Reproduce every one of the rows below word for word, leaving none out.

(Rows from a layout dataset)
========================================

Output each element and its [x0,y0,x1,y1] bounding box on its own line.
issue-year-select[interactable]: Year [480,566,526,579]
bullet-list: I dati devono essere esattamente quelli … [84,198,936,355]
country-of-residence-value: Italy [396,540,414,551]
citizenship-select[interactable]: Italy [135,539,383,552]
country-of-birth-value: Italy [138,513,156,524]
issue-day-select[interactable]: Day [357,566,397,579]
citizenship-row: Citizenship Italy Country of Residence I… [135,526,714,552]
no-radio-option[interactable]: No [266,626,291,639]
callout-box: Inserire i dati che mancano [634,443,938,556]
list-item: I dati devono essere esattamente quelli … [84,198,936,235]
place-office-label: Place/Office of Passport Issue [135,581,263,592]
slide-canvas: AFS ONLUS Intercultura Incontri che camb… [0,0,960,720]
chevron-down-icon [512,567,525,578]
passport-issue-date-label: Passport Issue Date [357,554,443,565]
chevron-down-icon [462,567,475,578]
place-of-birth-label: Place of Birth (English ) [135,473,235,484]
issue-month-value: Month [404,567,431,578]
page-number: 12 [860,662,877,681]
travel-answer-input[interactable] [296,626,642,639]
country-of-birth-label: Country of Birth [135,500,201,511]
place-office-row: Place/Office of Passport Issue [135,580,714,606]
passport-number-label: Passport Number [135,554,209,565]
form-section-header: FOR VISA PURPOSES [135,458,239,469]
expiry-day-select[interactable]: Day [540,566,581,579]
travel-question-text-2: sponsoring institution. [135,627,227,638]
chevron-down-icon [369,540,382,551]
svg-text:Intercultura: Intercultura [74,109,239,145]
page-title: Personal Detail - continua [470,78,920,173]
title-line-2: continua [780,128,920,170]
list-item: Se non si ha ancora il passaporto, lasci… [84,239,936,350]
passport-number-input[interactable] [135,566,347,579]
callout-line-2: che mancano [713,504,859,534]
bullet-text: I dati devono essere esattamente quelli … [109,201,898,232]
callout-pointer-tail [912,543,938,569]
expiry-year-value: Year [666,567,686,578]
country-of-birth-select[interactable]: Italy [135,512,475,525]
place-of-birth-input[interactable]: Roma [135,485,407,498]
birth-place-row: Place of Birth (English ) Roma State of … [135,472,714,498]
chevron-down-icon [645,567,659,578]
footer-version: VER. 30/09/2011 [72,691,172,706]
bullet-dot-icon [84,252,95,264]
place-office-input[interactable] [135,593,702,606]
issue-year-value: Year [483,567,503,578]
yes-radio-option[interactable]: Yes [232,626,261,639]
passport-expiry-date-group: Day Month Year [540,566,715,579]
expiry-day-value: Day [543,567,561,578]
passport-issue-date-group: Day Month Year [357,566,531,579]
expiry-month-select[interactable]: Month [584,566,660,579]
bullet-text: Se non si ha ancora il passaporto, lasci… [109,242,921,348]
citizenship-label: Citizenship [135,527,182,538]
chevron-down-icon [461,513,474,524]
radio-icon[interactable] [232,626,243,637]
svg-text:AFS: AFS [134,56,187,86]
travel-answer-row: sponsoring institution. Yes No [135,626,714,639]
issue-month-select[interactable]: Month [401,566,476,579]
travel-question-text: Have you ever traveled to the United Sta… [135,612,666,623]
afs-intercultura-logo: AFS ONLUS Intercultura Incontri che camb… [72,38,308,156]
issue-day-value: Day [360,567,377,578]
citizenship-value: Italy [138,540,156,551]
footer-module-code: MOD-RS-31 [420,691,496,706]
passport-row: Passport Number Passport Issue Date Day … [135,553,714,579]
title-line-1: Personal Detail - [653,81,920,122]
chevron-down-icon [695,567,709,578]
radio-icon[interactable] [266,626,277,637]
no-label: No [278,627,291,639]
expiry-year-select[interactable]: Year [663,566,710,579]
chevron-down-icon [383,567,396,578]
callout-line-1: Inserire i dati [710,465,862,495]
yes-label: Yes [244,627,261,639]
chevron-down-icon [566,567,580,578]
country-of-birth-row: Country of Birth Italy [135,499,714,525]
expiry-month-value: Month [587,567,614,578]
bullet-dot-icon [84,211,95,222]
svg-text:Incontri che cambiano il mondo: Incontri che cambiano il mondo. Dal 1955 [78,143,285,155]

========================================

- [Answer for the task]:
Output each element and its [x0,y0,x1,y1] bounding box on its own line.
issue-year-select[interactable]: Year [480,566,526,579]
bullet-list: I dati devono essere esattamente quelli … [84,198,936,355]
country-of-residence-value: Italy [396,540,414,551]
citizenship-select[interactable]: Italy [135,539,383,552]
country-of-birth-value: Italy [138,513,156,524]
issue-day-select[interactable]: Day [357,566,397,579]
citizenship-row: Citizenship Italy Country of Residence I… [135,526,714,552]
no-radio-option[interactable]: No [266,626,291,639]
callout-box: Inserire i dati che mancano [634,443,938,556]
list-item: I dati devono essere esattamente quelli … [84,198,936,235]
place-office-label: Place/Office of Passport Issue [135,581,263,592]
slide-canvas: AFS ONLUS Intercultura Incontri che camb… [0,0,960,720]
chevron-down-icon [512,567,525,578]
passport-issue-date-label: Passport Issue Date [357,554,443,565]
chevron-down-icon [462,567,475,578]
place-of-birth-label: Place of Birth (English ) [135,473,235,484]
issue-month-value: Month [404,567,431,578]
page-number: 12 [860,662,877,681]
travel-answer-input[interactable] [296,626,642,639]
country-of-birth-label: Country of Birth [135,500,201,511]
place-office-row: Place/Office of Passport Issue [135,580,714,606]
passport-number-label: Passport Number [135,554,209,565]
form-section-header: FOR VISA PURPOSES [135,458,239,469]
expiry-day-select[interactable]: Day [540,566,581,579]
travel-question-text-2: sponsoring institution. [135,627,227,638]
chevron-down-icon [369,540,382,551]
svg-text:Intercultura: Intercultura [74,109,239,145]
page-title: Personal Detail - continua [470,78,920,173]
title-line-2: continua [780,128,920,170]
list-item: Se non si ha ancora il passaporto, lasci… [84,239,936,350]
passport-number-input[interactable] [135,566,347,579]
callout-line-2: che mancano [713,504,859,534]
bullet-text: I dati devono essere esattamente quelli … [109,201,898,232]
callout-pointer-tail [912,543,938,569]
expiry-year-value: Year [666,567,686,578]
country-of-birth-select[interactable]: Italy [135,512,475,525]
place-of-birth-input[interactable]: Roma [135,485,407,498]
birth-place-row: Place of Birth (English ) Roma State of … [135,472,714,498]
chevron-down-icon [645,567,659,578]
footer-version: VER. 30/09/2011 [72,691,172,706]
bullet-dot-icon [84,252,95,264]
place-office-input[interactable] [135,593,702,606]
issue-year-value: Year [483,567,503,578]
yes-radio-option[interactable]: Yes [232,626,261,639]
passport-expiry-date-group: Day Month Year [540,566,715,579]
expiry-day-value: Day [543,567,561,578]
passport-issue-date-group: Day Month Year [357,566,531,579]
expiry-month-select[interactable]: Month [584,566,660,579]
bullet-text: Se non si ha ancora il passaporto, lasci… [109,242,921,348]
citizenship-label: Citizenship [135,527,182,538]
chevron-down-icon [461,513,474,524]
radio-icon[interactable] [232,626,243,637]
svg-text:AFS: AFS [134,56,187,86]
travel-answer-row: sponsoring institution. Yes No [135,626,714,639]
issue-month-select[interactable]: Month [401,566,476,579]
travel-question-text: Have you ever traveled to the United Sta… [135,612,666,623]
afs-intercultura-logo: AFS ONLUS Intercultura Incontri che camb… [72,38,308,156]
issue-day-value: Day [360,567,377,578]
citizenship-value: Italy [138,540,156,551]
footer-module-code: MOD-RS-31 [420,691,496,706]
passport-row: Passport Number Passport Issue Date Day … [135,553,714,579]
title-line-1: Personal Detail - [653,81,920,122]
chevron-down-icon [695,567,709,578]
radio-icon[interactable] [266,626,277,637]
no-label: No [278,627,291,639]
expiry-year-select[interactable]: Year [663,566,710,579]
chevron-down-icon [383,567,396,578]
callout-line-1: Inserire i dati [710,465,862,495]
yes-label: Yes [244,627,261,639]
chevron-down-icon [566,567,580,578]
country-of-birth-row: Country of Birth Italy [135,499,714,525]
expiry-month-value: Month [587,567,614,578]
bullet-dot-icon [84,211,95,222]
svg-text:Incontri che cambiano il mondo: Incontri che cambiano il mondo. Dal 1955 [78,143,285,155]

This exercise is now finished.